Start Dataset
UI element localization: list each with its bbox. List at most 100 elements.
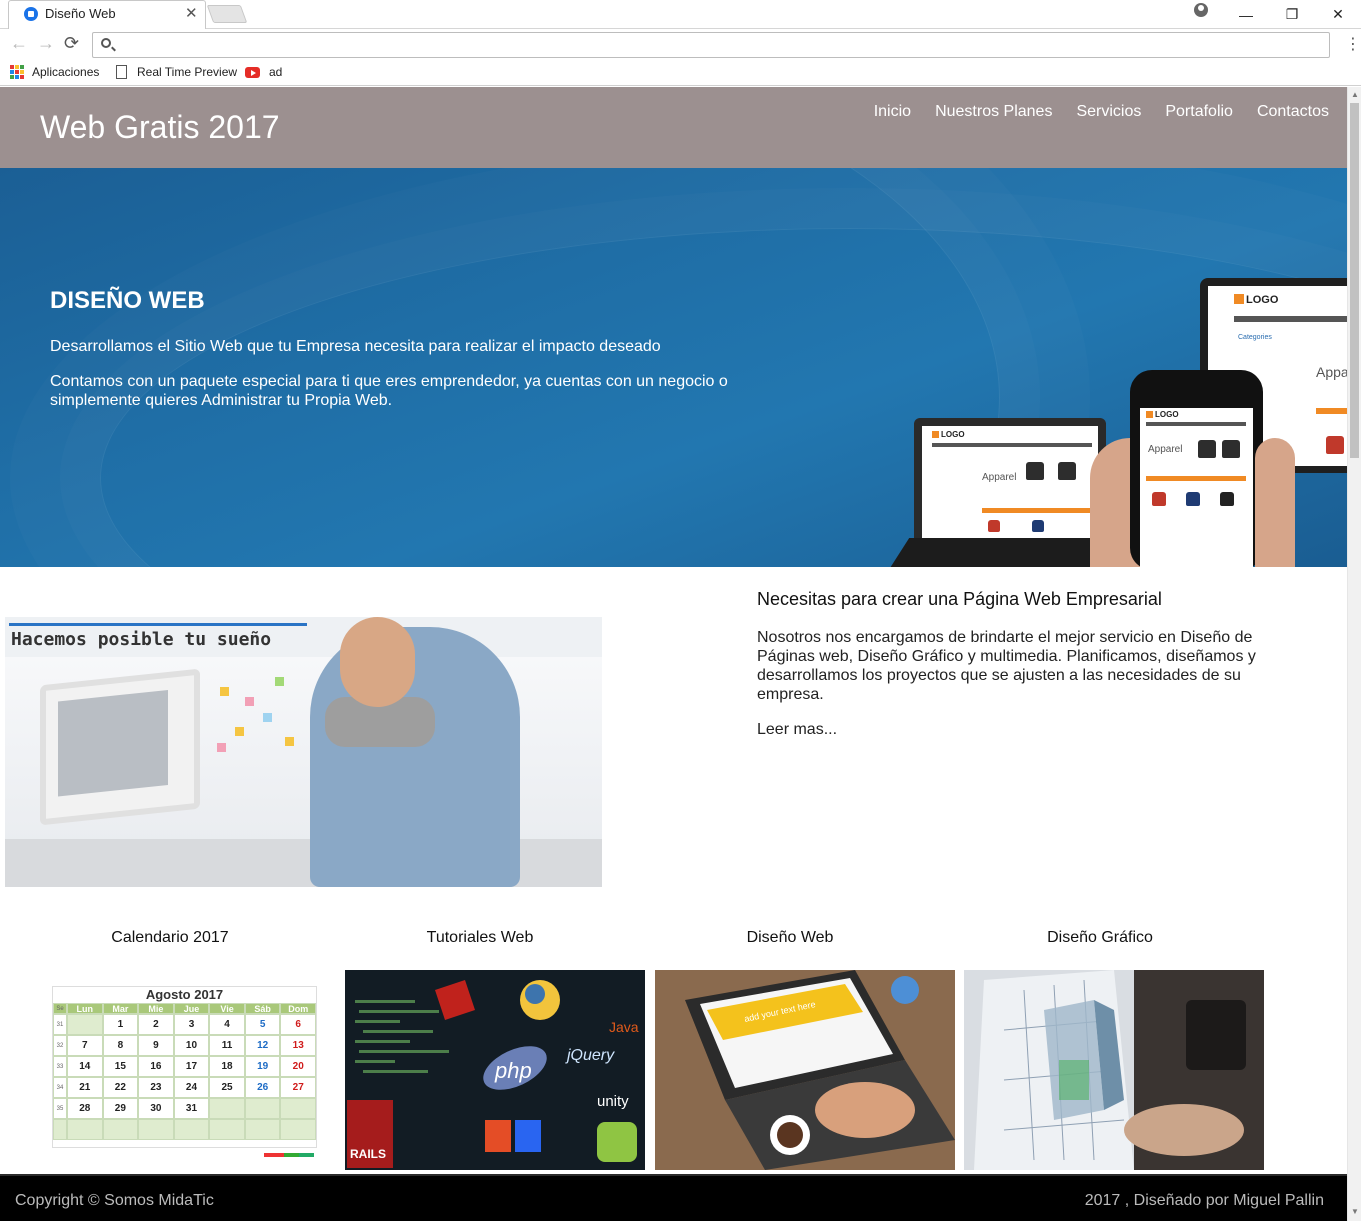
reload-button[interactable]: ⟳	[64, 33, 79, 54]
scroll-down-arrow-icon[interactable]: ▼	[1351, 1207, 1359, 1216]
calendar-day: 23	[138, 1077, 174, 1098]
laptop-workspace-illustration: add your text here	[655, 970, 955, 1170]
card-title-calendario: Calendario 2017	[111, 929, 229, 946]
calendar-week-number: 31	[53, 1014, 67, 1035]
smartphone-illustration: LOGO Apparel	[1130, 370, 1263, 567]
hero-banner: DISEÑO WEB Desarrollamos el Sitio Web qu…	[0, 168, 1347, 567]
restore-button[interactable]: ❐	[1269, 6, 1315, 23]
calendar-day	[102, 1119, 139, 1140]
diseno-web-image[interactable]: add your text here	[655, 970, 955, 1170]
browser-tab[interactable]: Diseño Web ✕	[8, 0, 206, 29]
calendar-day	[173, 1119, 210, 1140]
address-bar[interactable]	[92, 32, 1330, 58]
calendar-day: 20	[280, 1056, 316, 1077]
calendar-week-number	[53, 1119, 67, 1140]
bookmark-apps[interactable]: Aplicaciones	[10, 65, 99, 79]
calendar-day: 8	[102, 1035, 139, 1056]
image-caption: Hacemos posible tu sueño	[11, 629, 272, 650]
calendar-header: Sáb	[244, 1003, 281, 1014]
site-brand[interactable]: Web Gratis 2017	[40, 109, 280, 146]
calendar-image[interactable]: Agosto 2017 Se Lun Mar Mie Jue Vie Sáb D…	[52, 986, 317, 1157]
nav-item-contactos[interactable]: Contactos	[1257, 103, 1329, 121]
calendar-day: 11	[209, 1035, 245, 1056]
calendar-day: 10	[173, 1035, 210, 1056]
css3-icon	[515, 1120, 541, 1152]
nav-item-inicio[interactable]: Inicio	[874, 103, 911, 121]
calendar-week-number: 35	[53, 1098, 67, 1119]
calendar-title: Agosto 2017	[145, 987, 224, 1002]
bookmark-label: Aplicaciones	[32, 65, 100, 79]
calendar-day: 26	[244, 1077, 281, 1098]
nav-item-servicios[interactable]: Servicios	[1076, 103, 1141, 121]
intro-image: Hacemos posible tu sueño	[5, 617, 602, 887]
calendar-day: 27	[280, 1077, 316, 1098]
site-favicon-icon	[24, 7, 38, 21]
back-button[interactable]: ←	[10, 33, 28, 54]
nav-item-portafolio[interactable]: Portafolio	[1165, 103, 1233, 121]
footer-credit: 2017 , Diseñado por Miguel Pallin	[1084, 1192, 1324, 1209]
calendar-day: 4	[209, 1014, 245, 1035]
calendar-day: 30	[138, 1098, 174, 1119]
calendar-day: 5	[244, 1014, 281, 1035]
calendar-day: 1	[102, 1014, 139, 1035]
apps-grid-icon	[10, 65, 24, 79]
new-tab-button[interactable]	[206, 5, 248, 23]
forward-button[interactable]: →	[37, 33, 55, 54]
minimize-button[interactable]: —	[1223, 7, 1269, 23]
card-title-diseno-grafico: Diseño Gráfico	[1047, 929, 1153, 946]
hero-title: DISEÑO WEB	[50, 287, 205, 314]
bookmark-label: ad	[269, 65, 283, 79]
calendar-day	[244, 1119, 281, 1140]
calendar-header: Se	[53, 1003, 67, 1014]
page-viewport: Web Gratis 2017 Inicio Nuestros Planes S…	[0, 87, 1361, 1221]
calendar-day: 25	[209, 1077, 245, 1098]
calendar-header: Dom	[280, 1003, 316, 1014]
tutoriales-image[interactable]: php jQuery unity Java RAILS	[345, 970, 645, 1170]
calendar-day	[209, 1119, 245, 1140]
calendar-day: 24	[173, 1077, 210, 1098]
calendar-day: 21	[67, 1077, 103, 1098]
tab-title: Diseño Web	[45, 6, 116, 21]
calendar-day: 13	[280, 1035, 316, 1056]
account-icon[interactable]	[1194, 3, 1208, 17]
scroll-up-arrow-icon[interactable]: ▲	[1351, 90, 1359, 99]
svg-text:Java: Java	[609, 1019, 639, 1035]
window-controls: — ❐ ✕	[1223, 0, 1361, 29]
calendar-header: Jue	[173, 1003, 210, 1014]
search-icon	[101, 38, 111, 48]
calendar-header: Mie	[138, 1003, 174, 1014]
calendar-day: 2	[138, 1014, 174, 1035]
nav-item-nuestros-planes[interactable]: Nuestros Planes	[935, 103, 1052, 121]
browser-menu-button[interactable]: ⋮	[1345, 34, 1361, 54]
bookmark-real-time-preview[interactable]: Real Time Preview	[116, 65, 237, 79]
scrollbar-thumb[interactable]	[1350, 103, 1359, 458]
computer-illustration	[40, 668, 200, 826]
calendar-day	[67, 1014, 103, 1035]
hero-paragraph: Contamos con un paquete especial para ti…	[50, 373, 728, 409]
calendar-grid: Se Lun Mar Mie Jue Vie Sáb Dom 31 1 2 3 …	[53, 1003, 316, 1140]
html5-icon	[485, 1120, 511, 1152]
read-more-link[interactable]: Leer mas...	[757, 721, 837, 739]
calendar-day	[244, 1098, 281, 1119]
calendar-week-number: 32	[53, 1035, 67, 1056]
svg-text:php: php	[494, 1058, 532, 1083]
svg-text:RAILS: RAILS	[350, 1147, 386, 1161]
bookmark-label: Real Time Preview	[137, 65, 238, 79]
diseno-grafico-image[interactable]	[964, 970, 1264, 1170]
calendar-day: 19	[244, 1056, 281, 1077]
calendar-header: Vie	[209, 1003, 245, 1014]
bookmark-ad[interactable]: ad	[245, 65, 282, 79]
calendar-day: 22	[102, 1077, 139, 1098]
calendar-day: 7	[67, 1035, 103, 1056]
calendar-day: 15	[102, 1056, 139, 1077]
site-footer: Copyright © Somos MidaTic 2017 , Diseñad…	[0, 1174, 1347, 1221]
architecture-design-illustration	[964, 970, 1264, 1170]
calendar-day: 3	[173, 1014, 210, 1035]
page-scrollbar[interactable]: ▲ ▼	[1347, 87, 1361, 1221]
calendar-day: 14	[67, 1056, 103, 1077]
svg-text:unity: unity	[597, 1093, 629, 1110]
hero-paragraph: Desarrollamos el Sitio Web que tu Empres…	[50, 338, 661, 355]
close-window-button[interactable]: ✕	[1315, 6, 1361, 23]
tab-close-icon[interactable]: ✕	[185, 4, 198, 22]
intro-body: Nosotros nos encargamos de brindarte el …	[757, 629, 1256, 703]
End Dataset
Start Dataset
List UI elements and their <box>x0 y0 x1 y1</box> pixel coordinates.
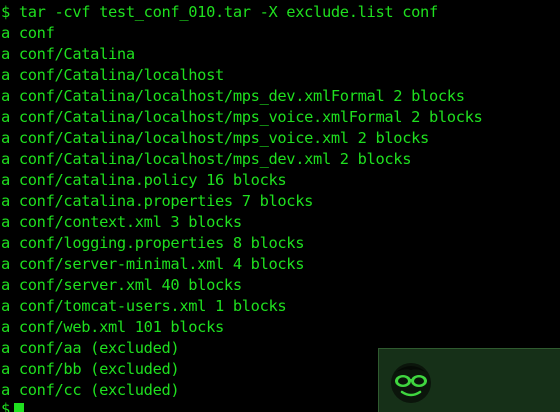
End Dataset
Reproduce verbatim the rows in the stretch from the line containing "UI element localization: list" through the line containing "1014, 139, 1035]", with both of those lines included. Omit the picture from your output.

■ **Reply**
UI element localization: list each with its bbox. List at most 100 elements.
reload-button[interactable]: ⟳	[64, 33, 79, 54]
scroll-down-arrow-icon[interactable]: ▼	[1351, 1207, 1359, 1216]
calendar-day: 23	[138, 1077, 174, 1098]
laptop-workspace-illustration: add your text here	[655, 970, 955, 1170]
card-title-calendario: Calendario 2017	[111, 929, 229, 946]
calendar-week-number: 31	[53, 1014, 67, 1035]
smartphone-illustration: LOGO Apparel	[1130, 370, 1263, 567]
hero-banner: DISEÑO WEB Desarrollamos el Sitio Web qu…	[0, 168, 1347, 567]
restore-button[interactable]: ❐	[1269, 6, 1315, 23]
calendar-day	[102, 1119, 139, 1140]
diseno-web-image[interactable]: add your text here	[655, 970, 955, 1170]
browser-tab[interactable]: Diseño Web ✕	[8, 0, 206, 29]
calendar-day	[173, 1119, 210, 1140]
address-bar[interactable]	[92, 32, 1330, 58]
calendar-day: 20	[280, 1056, 316, 1077]
calendar-week-number	[53, 1119, 67, 1140]
bookmark-apps[interactable]: Aplicaciones	[10, 65, 99, 79]
calendar-day: 8	[102, 1035, 139, 1056]
image-caption: Hacemos posible tu sueño	[11, 629, 272, 650]
calendar-header: Sáb	[244, 1003, 281, 1014]
site-brand[interactable]: Web Gratis 2017	[40, 109, 280, 146]
calendar-image[interactable]: Agosto 2017 Se Lun Mar Mie Jue Vie Sáb D…	[52, 986, 317, 1157]
nav-item-contactos[interactable]: Contactos	[1257, 103, 1329, 121]
calendar-day: 11	[209, 1035, 245, 1056]
calendar-day: 10	[173, 1035, 210, 1056]
css3-icon	[515, 1120, 541, 1152]
nav-item-inicio[interactable]: Inicio	[874, 103, 911, 121]
calendar-week-number: 35	[53, 1098, 67, 1119]
calendar-title: Agosto 2017	[145, 987, 224, 1002]
bookmark-label: Aplicaciones	[32, 65, 100, 79]
calendar-day: 26	[244, 1077, 281, 1098]
nav-item-servicios[interactable]: Servicios	[1076, 103, 1141, 121]
intro-image: Hacemos posible tu sueño	[5, 617, 602, 887]
calendar-day: 27	[280, 1077, 316, 1098]
site-favicon-icon	[24, 7, 38, 21]
back-button[interactable]: ←	[10, 33, 28, 54]
nav-item-portafolio[interactable]: Portafolio	[1165, 103, 1233, 121]
footer-credit: 2017 , Diseñado por Miguel Pallin	[1084, 1192, 1324, 1209]
calendar-day: 4	[209, 1014, 245, 1035]
calendar-day: 30	[138, 1098, 174, 1119]
calendar-day: 5	[244, 1014, 281, 1035]
calendar-day: 1	[102, 1014, 139, 1035]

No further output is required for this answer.